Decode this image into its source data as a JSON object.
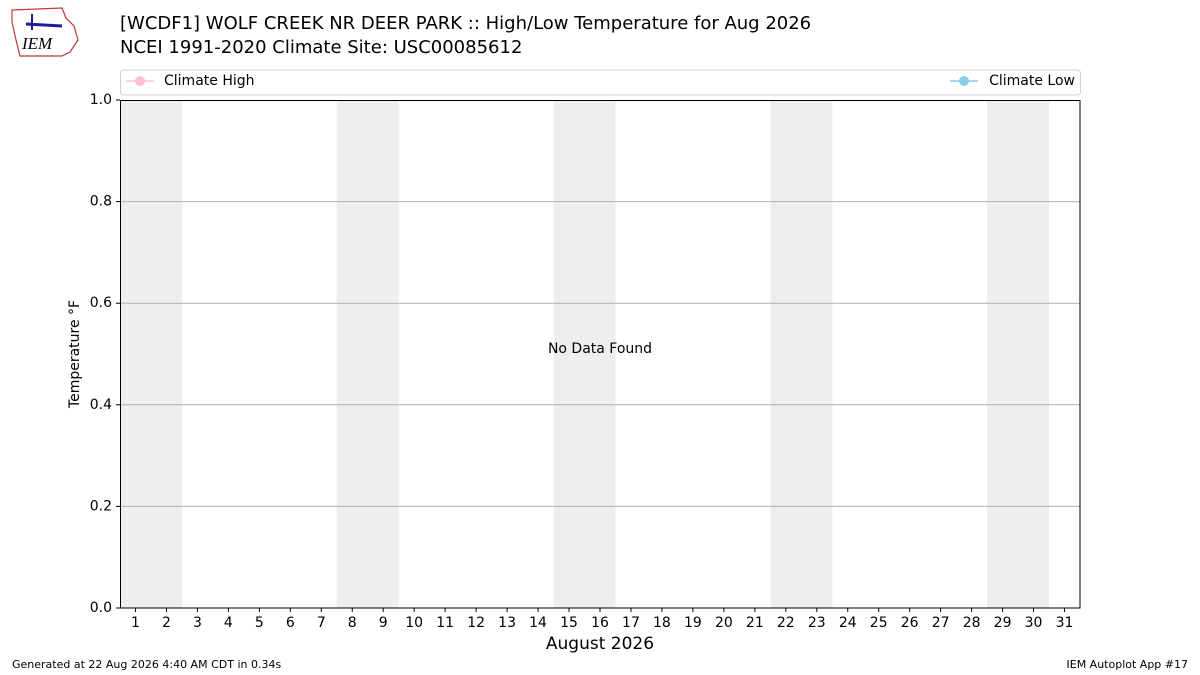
{
  "chart_data": {
    "type": "line",
    "title": "[WCDF1] WOLF CREEK NR DEER PARK :: High/Low Temperature for Aug 2026",
    "subtitle": "NCEI 1991-2020 Climate Site: USC00085612",
    "logo_text": "IEM",
    "x_label": "August 2026",
    "y_label": "Temperature °F",
    "annotation": "No Data Found",
    "footer_left": "Generated at 22 Aug 2026 4:40 AM CDT in 0.34s",
    "footer_right": "IEM Autoplot App #17",
    "x": [],
    "series": [
      {
        "name": "Climate High",
        "color": "pink",
        "values": []
      },
      {
        "name": "Climate Low",
        "color": "skyblue",
        "values": []
      }
    ],
    "shaded_ranges": [
      [
        0.5,
        2.5
      ],
      [
        7.5,
        9.5
      ],
      [
        14.5,
        16.5
      ],
      [
        21.5,
        23.5
      ],
      [
        28.5,
        30.5
      ]
    ],
    "shade_color": "#eeeeee",
    "xlim": [
      0.5,
      31.5
    ],
    "xticks": [
      1,
      2,
      3,
      4,
      5,
      6,
      7,
      8,
      9,
      10,
      11,
      12,
      13,
      14,
      15,
      16,
      17,
      18,
      19,
      20,
      21,
      22,
      23,
      24,
      25,
      26,
      27,
      28,
      29,
      30,
      31
    ],
    "ylim": [
      0,
      1
    ],
    "yticks": [
      {
        "value": 0,
        "label": "0.0"
      },
      0.2,
      0.4,
      0.6,
      0.8,
      {
        "value": 1,
        "label": "1.0"
      }
    ],
    "grid": true,
    "legend": "top"
  }
}
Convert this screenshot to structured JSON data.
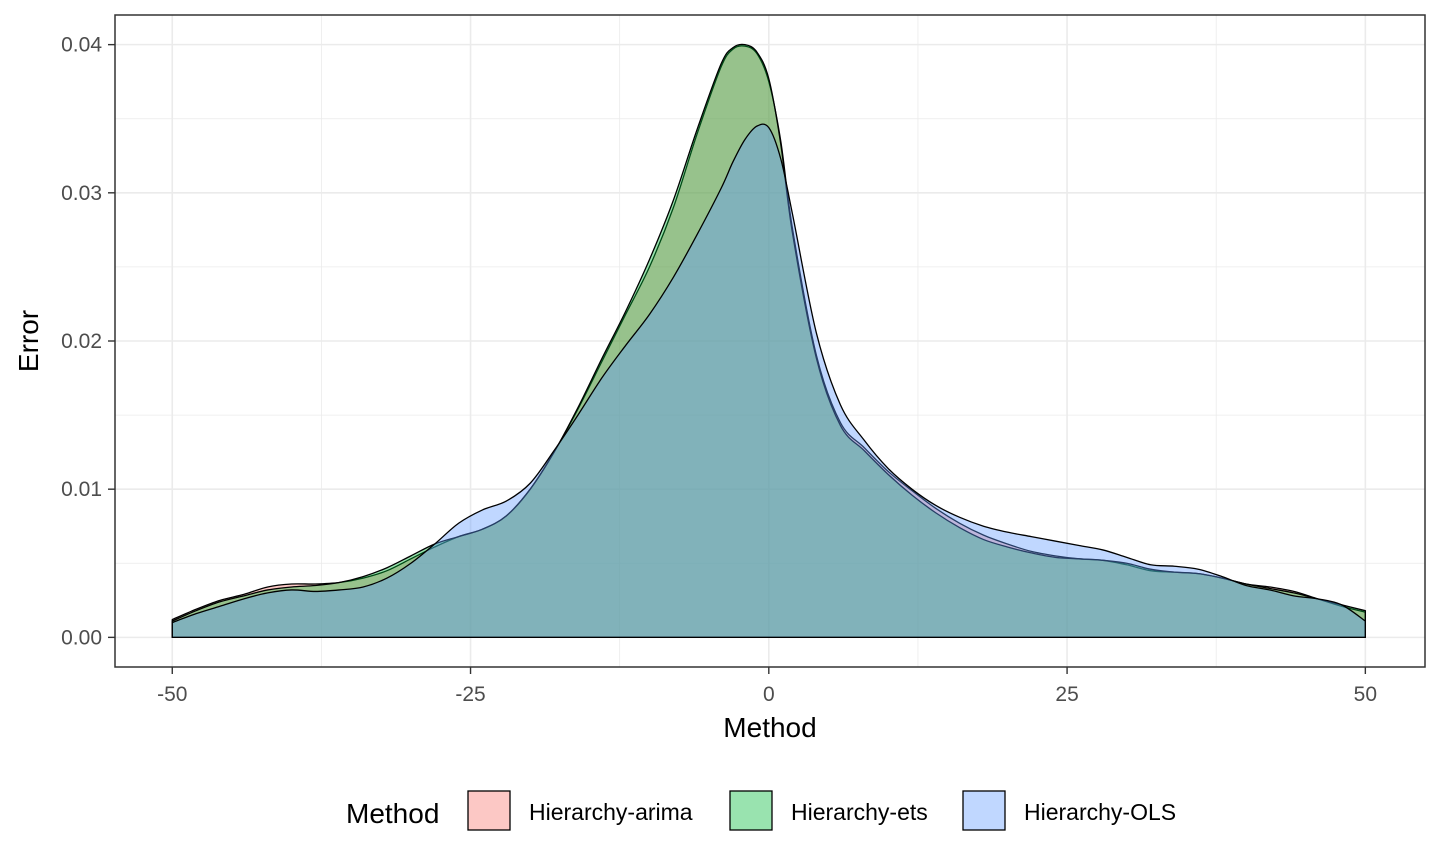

> _Work to be completed_:
Copy each line of the listing that holds the word "High".

> _Written response_:
    "title": "[WCDF1] WOLF CREEK NR DEER PARK :: High/Low Temperature for Aug 2026",
        "name": "Climate High",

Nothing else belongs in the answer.